EXCERPT TO READ >>
Another One Bites the Dust

Thump, Thump, Thump, Pap, Another one bites the dust.
Thump, Thump, Thump, Pap, Another one bites the dust.

This was the biggest song of the year when I was a college freshman—1980-1981. This statistic is backed up by billboard charting, but really, you simply needed to be in a college dormitory to know this fact. Another One Bites the Dust by Queen played nonstop in the fall of 1980.

But it wasn’t on my stereo. My scant record collection included Bruce Springsteen, George Thorogood and the Clash. Rocking man-groups you could shout along with while drunk. At this point, you might say, “Another One Bites the Dust is certainly a song to shout-out over beers,” but it wasn’t the same. It was pop music. It was embraced by lovers of Disco. It was too popular to be liked by me. The songs I liked didn’t top charts.

The things I gravitated towards weren’t in the mainstream.  “Springsteen and Thorogood” you ask, “aren’t they pretty mainstream?” Yes, they are, but I was into them while they were still fringe—or so I told myself. Really, what I wanted was to be different from everybody else. If it was popular, I was above it—or so I thought.

My freshman year of college, I didn’t fit in. Not only was I trying to be different, but I was snobby about it as well. Those who conformed, I thought, were sheep—just following along with what ever happened to be trending at the time. Unable to discern for themselves what they liked and didn’t like. Another One Bites the Dust was one of my examples. “That song sucks” I’d say. My most charming trait as a teenager is that I was always willing to tell people what I thought.

~ ~ ~

Here’s the crass part of my story: Another One Bites the Dust is in my head this week because my high school friend Alan died. He’s the third friend my age to die over the past two years. Calling Alan a high school friend is slightly inaccurate. We hooked-up, we started our bromance, on our senior class trip—a week before graduation. Ours was a relationship fueled by drugs. He had some, I wanted some, so we hung out. But we were cut from the same mold; we quickly became close friends.

When John Peters died at the end of 2016. I was stunned. People my age don’t die, I thought. We’re not at that point of our life yet. I hadn’t seen John since the late eighties. In my mind, he was still the good-looking, youthful hippy I used to party with. I couldn’t reconcile that he aged, got sick and died. My sadness lingered for weeks.

When Andy Sibray died six months later I had a similar reaction. Like me, he started his family late. He still had kids living at home, a family relying on him daily for support—financial and emotional. Like John Peters, Andy was long out of my life. We weren’t in touch, but I’m close with several of his friends. I felt like I still knew him. His death left a messy family-situation that would mirror my own if I died.

Page element notes
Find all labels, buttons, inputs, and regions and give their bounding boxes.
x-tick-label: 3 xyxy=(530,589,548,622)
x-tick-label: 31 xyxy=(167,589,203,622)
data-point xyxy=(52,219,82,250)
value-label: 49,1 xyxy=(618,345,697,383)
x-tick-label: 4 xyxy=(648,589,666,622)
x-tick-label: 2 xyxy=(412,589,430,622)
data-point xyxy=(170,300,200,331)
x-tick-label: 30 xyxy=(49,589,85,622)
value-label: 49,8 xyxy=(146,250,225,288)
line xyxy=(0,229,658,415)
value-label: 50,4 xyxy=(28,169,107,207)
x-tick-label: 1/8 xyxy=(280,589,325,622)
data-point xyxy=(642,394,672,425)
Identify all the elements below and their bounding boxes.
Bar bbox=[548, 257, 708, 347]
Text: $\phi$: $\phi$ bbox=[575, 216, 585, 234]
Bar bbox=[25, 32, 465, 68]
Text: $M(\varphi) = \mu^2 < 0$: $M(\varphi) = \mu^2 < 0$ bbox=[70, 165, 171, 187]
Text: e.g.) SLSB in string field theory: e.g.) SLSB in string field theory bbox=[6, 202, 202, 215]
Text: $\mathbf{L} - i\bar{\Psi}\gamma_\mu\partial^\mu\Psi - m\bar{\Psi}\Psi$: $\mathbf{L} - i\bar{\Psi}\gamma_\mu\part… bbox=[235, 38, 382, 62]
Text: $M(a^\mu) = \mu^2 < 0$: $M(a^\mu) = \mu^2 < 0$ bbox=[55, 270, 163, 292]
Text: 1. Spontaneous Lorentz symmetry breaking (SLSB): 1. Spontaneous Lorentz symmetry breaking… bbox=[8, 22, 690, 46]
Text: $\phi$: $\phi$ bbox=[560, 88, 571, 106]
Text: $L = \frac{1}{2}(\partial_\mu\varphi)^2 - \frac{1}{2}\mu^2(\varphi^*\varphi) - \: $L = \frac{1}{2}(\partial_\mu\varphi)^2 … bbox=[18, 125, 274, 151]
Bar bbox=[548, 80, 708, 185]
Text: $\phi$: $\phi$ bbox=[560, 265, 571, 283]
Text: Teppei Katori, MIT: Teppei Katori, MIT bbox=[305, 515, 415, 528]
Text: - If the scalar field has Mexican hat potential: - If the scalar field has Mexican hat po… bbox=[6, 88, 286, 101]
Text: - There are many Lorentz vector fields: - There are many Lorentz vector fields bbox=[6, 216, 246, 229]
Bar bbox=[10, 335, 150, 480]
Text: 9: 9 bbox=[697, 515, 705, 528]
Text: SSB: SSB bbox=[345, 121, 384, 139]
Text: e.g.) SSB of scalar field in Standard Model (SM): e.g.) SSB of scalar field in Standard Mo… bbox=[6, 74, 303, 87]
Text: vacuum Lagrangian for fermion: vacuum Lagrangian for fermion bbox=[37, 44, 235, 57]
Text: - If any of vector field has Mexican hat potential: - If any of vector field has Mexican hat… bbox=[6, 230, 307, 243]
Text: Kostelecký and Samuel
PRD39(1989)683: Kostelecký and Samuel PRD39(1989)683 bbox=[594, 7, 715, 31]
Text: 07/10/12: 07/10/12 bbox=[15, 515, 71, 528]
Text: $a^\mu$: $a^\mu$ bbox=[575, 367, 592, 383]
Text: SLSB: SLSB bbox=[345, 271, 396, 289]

TO DO >>
[A] Name every friend of the author whose death the essay mentions.
[B] Print the part of the listing that opens with its first line and closes with the line containing "Bar bbox=[25, 32, 465, 68]", including both of those lines.
The listing has no connection to the essay.

EXPECTED RESPONSES >>
[A] Alan, John Peters, Andy Sibray

[B]
Find all labels, buttons, inputs, and regions and give their bounding boxes.
x-tick-label: 3 xyxy=(530,589,548,622)
x-tick-label: 31 xyxy=(167,589,203,622)
data-point xyxy=(52,219,82,250)
value-label: 49,1 xyxy=(618,345,697,383)
x-tick-label: 4 xyxy=(648,589,666,622)
x-tick-label: 2 xyxy=(412,589,430,622)
data-point xyxy=(170,300,200,331)
x-tick-label: 30 xyxy=(49,589,85,622)
value-label: 49,8 xyxy=(146,250,225,288)
line xyxy=(0,229,658,415)
value-label: 50,4 xyxy=(28,169,107,207)
x-tick-label: 1/8 xyxy=(280,589,325,622)
data-point xyxy=(642,394,672,425)
Identify all the elements below and their bounding boxes.
Bar bbox=[548, 257, 708, 347]
Text: $\phi$: $\phi$ bbox=[575, 216, 585, 234]
Bar bbox=[25, 32, 465, 68]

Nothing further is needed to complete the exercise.